◆ Items:
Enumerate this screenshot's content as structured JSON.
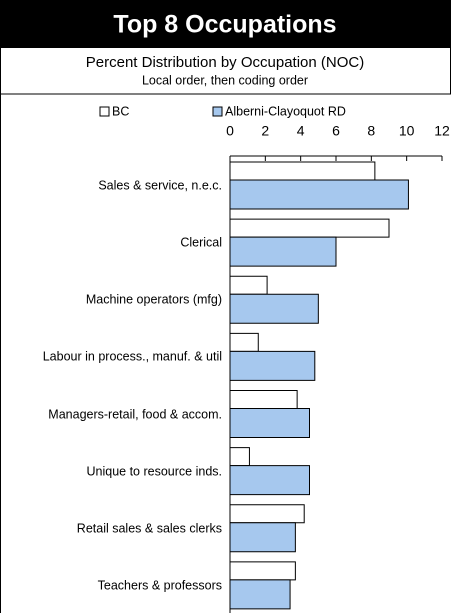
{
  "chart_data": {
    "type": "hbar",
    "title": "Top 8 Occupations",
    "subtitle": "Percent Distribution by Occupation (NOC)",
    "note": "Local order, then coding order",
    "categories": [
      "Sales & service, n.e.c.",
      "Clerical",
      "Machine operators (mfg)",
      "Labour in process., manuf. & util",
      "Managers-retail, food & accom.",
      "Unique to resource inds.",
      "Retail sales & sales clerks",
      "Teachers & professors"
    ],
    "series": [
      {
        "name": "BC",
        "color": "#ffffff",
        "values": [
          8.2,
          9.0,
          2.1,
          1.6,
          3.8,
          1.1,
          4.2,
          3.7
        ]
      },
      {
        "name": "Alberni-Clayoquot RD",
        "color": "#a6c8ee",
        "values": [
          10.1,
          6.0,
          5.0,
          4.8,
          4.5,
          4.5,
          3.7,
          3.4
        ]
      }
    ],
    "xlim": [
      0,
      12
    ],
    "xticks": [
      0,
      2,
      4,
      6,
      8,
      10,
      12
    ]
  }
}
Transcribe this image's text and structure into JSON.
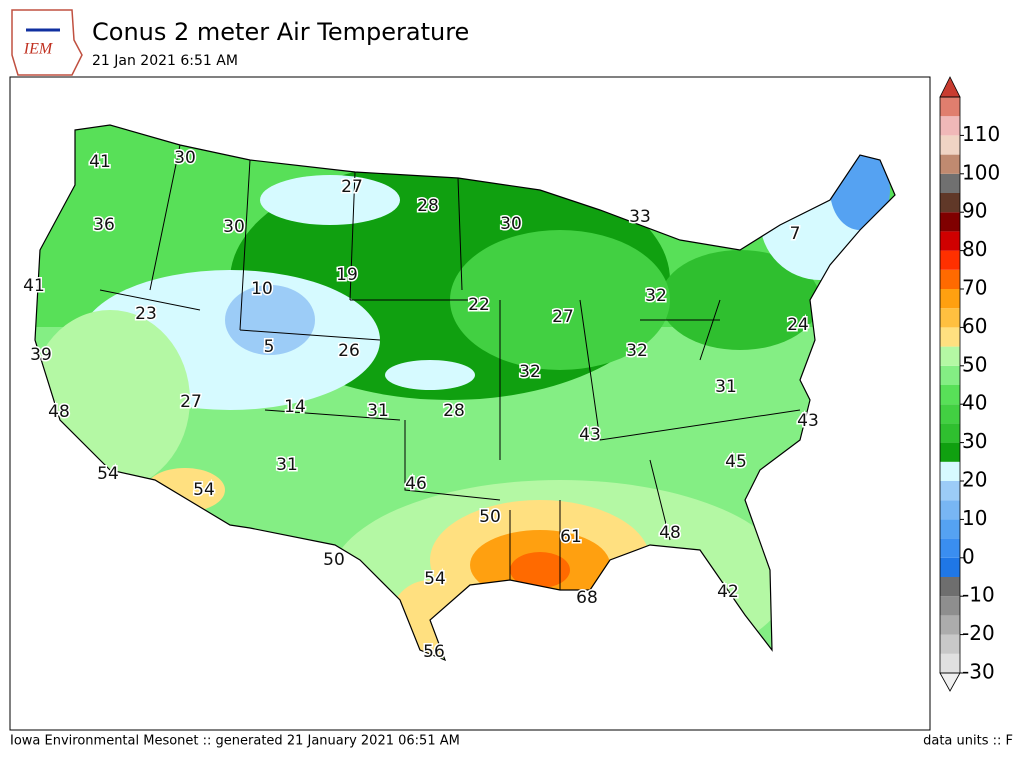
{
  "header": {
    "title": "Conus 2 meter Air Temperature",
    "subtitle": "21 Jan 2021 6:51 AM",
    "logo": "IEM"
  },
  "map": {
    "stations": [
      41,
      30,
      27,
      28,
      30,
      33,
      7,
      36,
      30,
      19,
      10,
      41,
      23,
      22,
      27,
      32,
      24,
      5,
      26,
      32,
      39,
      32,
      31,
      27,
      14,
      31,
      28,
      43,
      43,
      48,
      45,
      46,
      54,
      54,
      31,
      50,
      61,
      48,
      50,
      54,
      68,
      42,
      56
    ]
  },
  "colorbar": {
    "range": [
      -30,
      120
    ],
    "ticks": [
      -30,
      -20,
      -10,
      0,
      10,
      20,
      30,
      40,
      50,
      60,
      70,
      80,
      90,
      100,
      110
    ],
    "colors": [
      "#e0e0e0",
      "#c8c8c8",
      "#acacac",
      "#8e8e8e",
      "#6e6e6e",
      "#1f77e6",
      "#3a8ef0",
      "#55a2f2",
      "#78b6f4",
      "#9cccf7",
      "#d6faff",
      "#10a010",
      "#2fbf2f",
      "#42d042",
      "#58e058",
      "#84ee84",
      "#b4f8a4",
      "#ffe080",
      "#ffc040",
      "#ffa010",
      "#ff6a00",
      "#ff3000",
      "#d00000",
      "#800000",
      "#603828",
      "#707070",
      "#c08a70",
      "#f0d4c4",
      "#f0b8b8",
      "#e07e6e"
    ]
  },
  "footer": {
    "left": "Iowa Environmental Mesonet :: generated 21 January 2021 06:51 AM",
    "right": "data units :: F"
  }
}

◆ What is required: Exclude the pictures, and transcribe all of the material exactly.

◆ Solution to this problem:
Enumerate this screenshot's content as structured JSON.
{
  "chart_data": {
    "type": "hbar",
    "title": "Top 8 Occupations",
    "subtitle": "Percent Distribution by Occupation (NOC)",
    "note": "Local order, then coding order",
    "categories": [
      "Sales & service, n.e.c.",
      "Clerical",
      "Machine operators (mfg)",
      "Labour in process., manuf. & util",
      "Managers-retail, food & accom.",
      "Unique to resource inds.",
      "Retail sales & sales clerks",
      "Teachers & professors"
    ],
    "series": [
      {
        "name": "BC",
        "color": "#ffffff",
        "values": [
          8.2,
          9.0,
          2.1,
          1.6,
          3.8,
          1.1,
          4.2,
          3.7
        ]
      },
      {
        "name": "Alberni-Clayoquot RD",
        "color": "#a6c8ee",
        "values": [
          10.1,
          6.0,
          5.0,
          4.8,
          4.5,
          4.5,
          3.7,
          3.4
        ]
      }
    ],
    "xlim": [
      0,
      12
    ],
    "xticks": [
      0,
      2,
      4,
      6,
      8,
      10,
      12
    ]
  }
}
Transcribe this image's text and structure into JSON.
{
  "header": {
    "title": "Conus 2 meter Air Temperature",
    "subtitle": "21 Jan 2021 6:51 AM",
    "logo": "IEM"
  },
  "map": {
    "stations": [
      41,
      30,
      27,
      28,
      30,
      33,
      7,
      36,
      30,
      19,
      10,
      41,
      23,
      22,
      27,
      32,
      24,
      5,
      26,
      32,
      39,
      32,
      31,
      27,
      14,
      31,
      28,
      43,
      43,
      48,
      45,
      46,
      54,
      54,
      31,
      50,
      61,
      48,
      50,
      54,
      68,
      42,
      56
    ]
  },
  "colorbar": {
    "range": [
      -30,
      120
    ],
    "ticks": [
      -30,
      -20,
      -10,
      0,
      10,
      20,
      30,
      40,
      50,
      60,
      70,
      80,
      90,
      100,
      110
    ],
    "colors": [
      "#e0e0e0",
      "#c8c8c8",
      "#acacac",
      "#8e8e8e",
      "#6e6e6e",
      "#1f77e6",
      "#3a8ef0",
      "#55a2f2",
      "#78b6f4",
      "#9cccf7",
      "#d6faff",
      "#10a010",
      "#2fbf2f",
      "#42d042",
      "#58e058",
      "#84ee84",
      "#b4f8a4",
      "#ffe080",
      "#ffc040",
      "#ffa010",
      "#ff6a00",
      "#ff3000",
      "#d00000",
      "#800000",
      "#603828",
      "#707070",
      "#c08a70",
      "#f0d4c4",
      "#f0b8b8",
      "#e07e6e"
    ]
  },
  "footer": {
    "left": "Iowa Environmental Mesonet :: generated 21 January 2021 06:51 AM",
    "right": "data units :: F"
  }
}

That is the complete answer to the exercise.